◆ GIVEN RECORDS
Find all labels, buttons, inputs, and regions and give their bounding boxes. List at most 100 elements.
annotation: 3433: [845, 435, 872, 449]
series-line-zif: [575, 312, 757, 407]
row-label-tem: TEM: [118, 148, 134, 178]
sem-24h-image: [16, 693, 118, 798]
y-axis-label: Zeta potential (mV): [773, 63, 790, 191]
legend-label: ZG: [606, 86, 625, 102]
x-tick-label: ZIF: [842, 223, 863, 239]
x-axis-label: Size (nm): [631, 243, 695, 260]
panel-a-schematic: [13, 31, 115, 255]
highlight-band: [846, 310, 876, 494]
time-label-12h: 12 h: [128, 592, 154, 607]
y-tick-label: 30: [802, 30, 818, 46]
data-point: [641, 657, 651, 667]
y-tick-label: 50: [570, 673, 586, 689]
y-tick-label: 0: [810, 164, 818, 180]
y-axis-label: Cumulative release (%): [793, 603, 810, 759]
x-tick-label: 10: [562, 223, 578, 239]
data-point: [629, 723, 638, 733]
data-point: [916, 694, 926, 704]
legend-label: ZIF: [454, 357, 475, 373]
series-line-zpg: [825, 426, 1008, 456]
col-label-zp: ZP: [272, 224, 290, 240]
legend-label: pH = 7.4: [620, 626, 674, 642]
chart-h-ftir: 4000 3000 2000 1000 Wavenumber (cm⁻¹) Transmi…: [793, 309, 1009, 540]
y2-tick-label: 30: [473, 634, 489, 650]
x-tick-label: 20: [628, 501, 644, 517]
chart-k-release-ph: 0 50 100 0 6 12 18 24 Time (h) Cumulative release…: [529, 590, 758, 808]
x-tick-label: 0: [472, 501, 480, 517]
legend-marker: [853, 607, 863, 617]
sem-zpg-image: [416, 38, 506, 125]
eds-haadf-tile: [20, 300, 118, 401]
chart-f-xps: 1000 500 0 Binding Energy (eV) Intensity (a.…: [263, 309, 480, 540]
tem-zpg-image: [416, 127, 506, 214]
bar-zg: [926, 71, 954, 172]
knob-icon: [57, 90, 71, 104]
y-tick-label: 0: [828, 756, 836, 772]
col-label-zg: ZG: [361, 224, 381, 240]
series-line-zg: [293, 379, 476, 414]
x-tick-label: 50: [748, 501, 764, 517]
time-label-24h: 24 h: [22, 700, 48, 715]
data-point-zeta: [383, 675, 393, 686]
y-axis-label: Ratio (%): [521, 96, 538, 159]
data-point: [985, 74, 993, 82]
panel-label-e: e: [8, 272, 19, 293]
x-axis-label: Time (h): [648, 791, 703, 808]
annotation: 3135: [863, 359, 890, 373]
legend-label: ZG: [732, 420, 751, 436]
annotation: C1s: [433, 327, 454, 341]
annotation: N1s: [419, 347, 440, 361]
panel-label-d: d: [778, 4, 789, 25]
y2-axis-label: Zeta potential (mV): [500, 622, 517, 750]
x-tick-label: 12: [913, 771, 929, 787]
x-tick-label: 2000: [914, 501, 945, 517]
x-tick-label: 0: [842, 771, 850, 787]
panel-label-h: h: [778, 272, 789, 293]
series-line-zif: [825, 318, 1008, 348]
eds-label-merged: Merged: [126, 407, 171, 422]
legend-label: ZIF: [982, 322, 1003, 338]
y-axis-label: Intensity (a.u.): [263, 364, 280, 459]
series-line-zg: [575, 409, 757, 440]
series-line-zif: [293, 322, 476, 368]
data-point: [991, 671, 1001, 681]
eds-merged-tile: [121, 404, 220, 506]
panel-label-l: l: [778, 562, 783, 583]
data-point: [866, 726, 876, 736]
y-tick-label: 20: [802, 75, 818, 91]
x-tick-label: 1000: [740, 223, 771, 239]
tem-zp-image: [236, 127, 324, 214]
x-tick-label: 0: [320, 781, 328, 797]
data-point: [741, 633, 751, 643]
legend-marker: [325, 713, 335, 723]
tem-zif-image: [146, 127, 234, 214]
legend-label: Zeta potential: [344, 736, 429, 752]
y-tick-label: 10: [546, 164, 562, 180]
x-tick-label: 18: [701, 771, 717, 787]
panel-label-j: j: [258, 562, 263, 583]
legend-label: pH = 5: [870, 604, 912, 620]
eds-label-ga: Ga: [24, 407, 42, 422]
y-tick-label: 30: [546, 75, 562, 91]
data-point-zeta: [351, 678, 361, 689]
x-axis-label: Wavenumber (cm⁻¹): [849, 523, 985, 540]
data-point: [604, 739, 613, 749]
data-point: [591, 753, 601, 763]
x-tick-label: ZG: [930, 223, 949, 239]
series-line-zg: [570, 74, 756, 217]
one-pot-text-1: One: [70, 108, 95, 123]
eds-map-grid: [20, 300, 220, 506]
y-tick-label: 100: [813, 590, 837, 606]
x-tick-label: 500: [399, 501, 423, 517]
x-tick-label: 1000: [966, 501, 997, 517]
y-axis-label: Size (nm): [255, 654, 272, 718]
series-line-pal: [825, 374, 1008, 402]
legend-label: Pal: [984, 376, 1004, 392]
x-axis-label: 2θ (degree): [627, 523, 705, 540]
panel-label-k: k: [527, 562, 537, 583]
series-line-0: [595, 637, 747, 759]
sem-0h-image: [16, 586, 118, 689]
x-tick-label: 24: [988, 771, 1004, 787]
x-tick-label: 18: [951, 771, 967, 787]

◆ EXERCISE TASK
Reproduce every one of the records above word for word, keeping each line unchanged.

◆ RESULT
Find all labels, buttons, inputs, and regions and give their bounding boxes. List at most 100 elements.
annotation: 3433: [845, 435, 872, 449]
series-line-zif: [575, 312, 757, 407]
row-label-tem: TEM: [118, 148, 134, 178]
sem-24h-image: [16, 693, 118, 798]
y-axis-label: Zeta potential (mV): [773, 63, 790, 191]
legend-label: ZG: [606, 86, 625, 102]
x-tick-label: ZIF: [842, 223, 863, 239]
x-axis-label: Size (nm): [631, 243, 695, 260]
panel-a-schematic: [13, 31, 115, 255]
highlight-band: [846, 310, 876, 494]
time-label-12h: 12 h: [128, 592, 154, 607]
y-tick-label: 30: [802, 30, 818, 46]
data-point: [641, 657, 651, 667]
y-tick-label: 50: [570, 673, 586, 689]
y-tick-label: 0: [810, 164, 818, 180]
y-axis-label: Cumulative release (%): [793, 603, 810, 759]
x-tick-label: 10: [562, 223, 578, 239]
data-point: [629, 723, 638, 733]
data-point: [916, 694, 926, 704]
legend-label: ZIF: [454, 357, 475, 373]
series-line-zpg: [825, 426, 1008, 456]
col-label-zp: ZP: [272, 224, 290, 240]
legend-label: pH = 7.4: [620, 626, 674, 642]
chart-h-ftir: 4000 3000 2000 1000 Wavenumber (cm⁻¹) Transmi…: [793, 309, 1009, 540]
y2-tick-label: 30: [473, 634, 489, 650]
x-tick-label: 20: [628, 501, 644, 517]
chart-k-release-ph: 0 50 100 0 6 12 18 24 Time (h) Cumulative release…: [529, 590, 758, 808]
x-tick-label: 0: [472, 501, 480, 517]
legend-marker: [853, 607, 863, 617]
sem-zpg-image: [416, 38, 506, 125]
eds-haadf-tile: [20, 300, 118, 401]
chart-f-xps: 1000 500 0 Binding Energy (eV) Intensity (a.…: [263, 309, 480, 540]
tem-zpg-image: [416, 127, 506, 214]
bar-zg: [926, 71, 954, 172]
knob-icon: [57, 90, 71, 104]
y-tick-label: 0: [828, 756, 836, 772]
col-label-zg: ZG: [361, 224, 381, 240]
series-line-zg: [293, 379, 476, 414]
x-tick-label: 50: [748, 501, 764, 517]
time-label-24h: 24 h: [22, 700, 48, 715]
data-point-zeta: [383, 675, 393, 686]
y-axis-label: Ratio (%): [521, 96, 538, 159]
data-point: [985, 74, 993, 82]
panel-label-e: e: [8, 272, 19, 293]
x-axis-label: Time (h): [648, 791, 703, 808]
annotation: 3135: [863, 359, 890, 373]
legend-label: ZG: [732, 420, 751, 436]
annotation: C1s: [433, 327, 454, 341]
annotation: N1s: [419, 347, 440, 361]
panel-label-d: d: [778, 4, 789, 25]
y2-axis-label: Zeta potential (mV): [500, 622, 517, 750]
x-tick-label: 12: [913, 771, 929, 787]
x-tick-label: 2000: [914, 501, 945, 517]
x-tick-label: 0: [842, 771, 850, 787]
panel-label-h: h: [778, 272, 789, 293]
series-line-zif: [825, 318, 1008, 348]
eds-label-merged: Merged: [126, 407, 171, 422]
legend-label: ZIF: [982, 322, 1003, 338]
y-axis-label: Intensity (a.u.): [263, 364, 280, 459]
series-line-zg: [575, 409, 757, 440]
series-line-zif: [293, 322, 476, 368]
data-point: [991, 671, 1001, 681]
eds-merged-tile: [121, 404, 220, 506]
panel-label-l: l: [778, 562, 783, 583]
data-point: [866, 726, 876, 736]
y-tick-label: 20: [802, 75, 818, 91]
x-tick-label: 1000: [740, 223, 771, 239]
tem-zp-image: [236, 127, 324, 214]
x-tick-label: 0: [320, 781, 328, 797]
data-point: [741, 633, 751, 643]
legend-marker: [325, 713, 335, 723]
tem-zif-image: [146, 127, 234, 214]
legend-label: Zeta potential: [344, 736, 429, 752]
y-tick-label: 10: [546, 164, 562, 180]
x-tick-label: 18: [701, 771, 717, 787]
panel-label-j: j: [258, 562, 263, 583]
legend-label: pH = 5: [870, 604, 912, 620]
eds-label-ga: Ga: [24, 407, 42, 422]
y-tick-label: 30: [546, 75, 562, 91]
data-point-zeta: [351, 678, 361, 689]
x-axis-label: Wavenumber (cm⁻¹): [849, 523, 985, 540]
data-point: [604, 739, 613, 749]
data-point: [591, 753, 601, 763]
x-tick-label: ZG: [930, 223, 949, 239]
series-line-zg: [570, 74, 756, 217]
one-pot-text-1: One: [70, 108, 95, 123]
eds-map-grid: [20, 300, 220, 506]
y-tick-label: 100: [813, 590, 837, 606]
x-tick-label: 500: [399, 501, 423, 517]
x-tick-label: 1000: [966, 501, 997, 517]
y-axis-label: Size (nm): [255, 654, 272, 718]
series-line-pal: [825, 374, 1008, 402]
legend-label: Pal: [984, 376, 1004, 392]
x-axis-label: 2θ (degree): [627, 523, 705, 540]
panel-label-k: k: [527, 562, 537, 583]
series-line-0: [595, 637, 747, 759]
sem-0h-image: [16, 586, 118, 689]
x-tick-label: 24: [988, 771, 1004, 787]
x-tick-label: 18: [951, 771, 967, 787]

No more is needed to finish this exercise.